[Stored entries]
——————

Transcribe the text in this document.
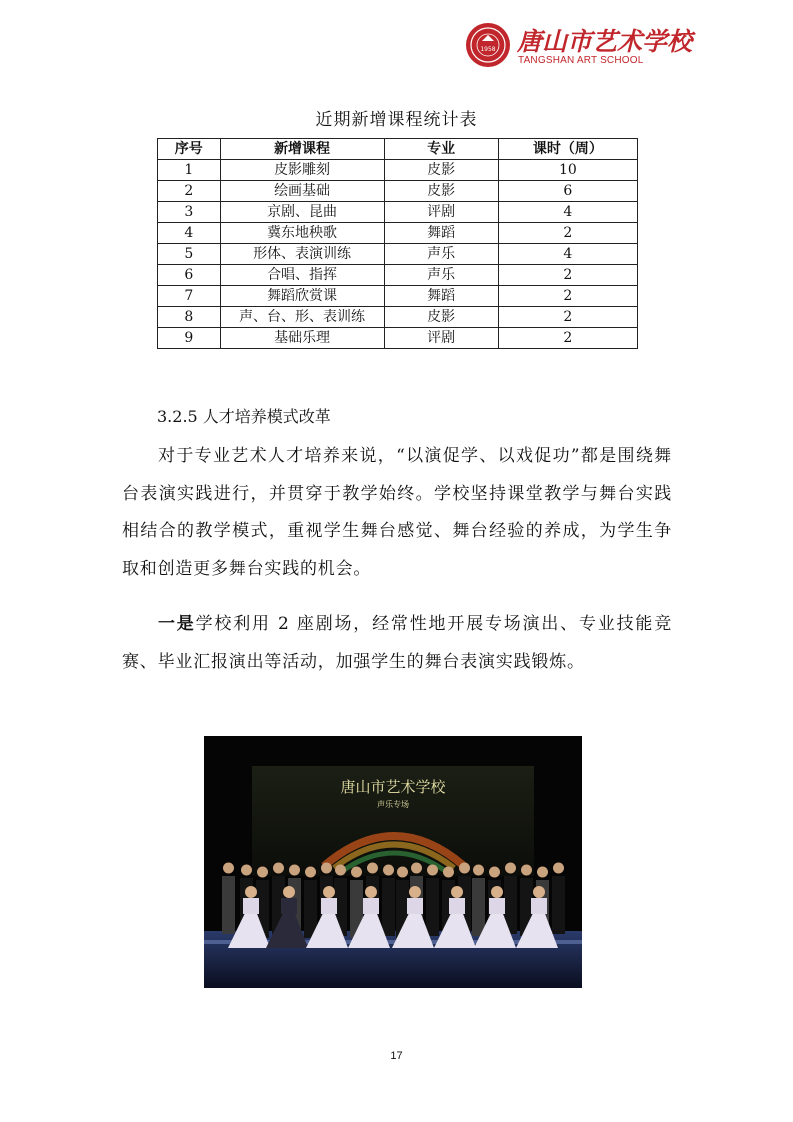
1958 唐山市艺术学校
TANGSHAN ART SCHOOL
近期新增课程统计表
序号	新增课程	专业	课时（周）
1	皮影雕刻	皮影	10
2	绘画基础	皮影	6
3	京剧、昆曲	评剧	4
4	冀东地秧歌	舞蹈	2
5	形体、表演训练	声乐	4
6	合唱、指挥	声乐	2
7	舞蹈欣赏课	舞蹈	2
8	声、台、形、表训练	皮影	2
9	基础乐理	评剧	2
3.2.5 人才培养模式改革

对于专业艺术人才培养来说，“以演促学、以戏促功”都是围绕舞台表演实践进行，并贯穿于教学始终。学校坚持课堂教学与舞台实践相结合的教学模式，重视学生舞台感觉、舞台经验的养成，为学生争取和创造更多舞台实践的机会。

一是学校利用 2 座剧场，经常性地开展专场演出、专业技能竞赛、毕业汇报演出等活动，加强学生的舞台表演实践锻炼。

唐山市艺术学校
声乐专场
17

——————

▶ [Task to carry out]: Each line above is to be copied verbatim. Drop any image from the copy.

▶ [Result]:
Transcribe the text in this document.
1958 唐山市艺术学校
TANGSHAN ART SCHOOL
近期新增课程统计表
序号	新增课程	专业	课时（周）
1	皮影雕刻	皮影	10
2	绘画基础	皮影	6
3	京剧、昆曲	评剧	4
4	冀东地秧歌	舞蹈	2
5	形体、表演训练	声乐	4
6	合唱、指挥	声乐	2
7	舞蹈欣赏课	舞蹈	2
8	声、台、形、表训练	皮影	2
9	基础乐理	评剧	2
3.2.5 人才培养模式改革

对于专业艺术人才培养来说，“以演促学、以戏促功”都是围绕舞台表演实践进行，并贯穿于教学始终。学校坚持课堂教学与舞台实践相结合的教学模式，重视学生舞台感觉、舞台经验的养成，为学生争取和创造更多舞台实践的机会。

一是学校利用 2 座剧场，经常性地开展专场演出、专业技能竞赛、毕业汇报演出等活动，加强学生的舞台表演实践锻炼。

唐山市艺术学校
声乐专场
17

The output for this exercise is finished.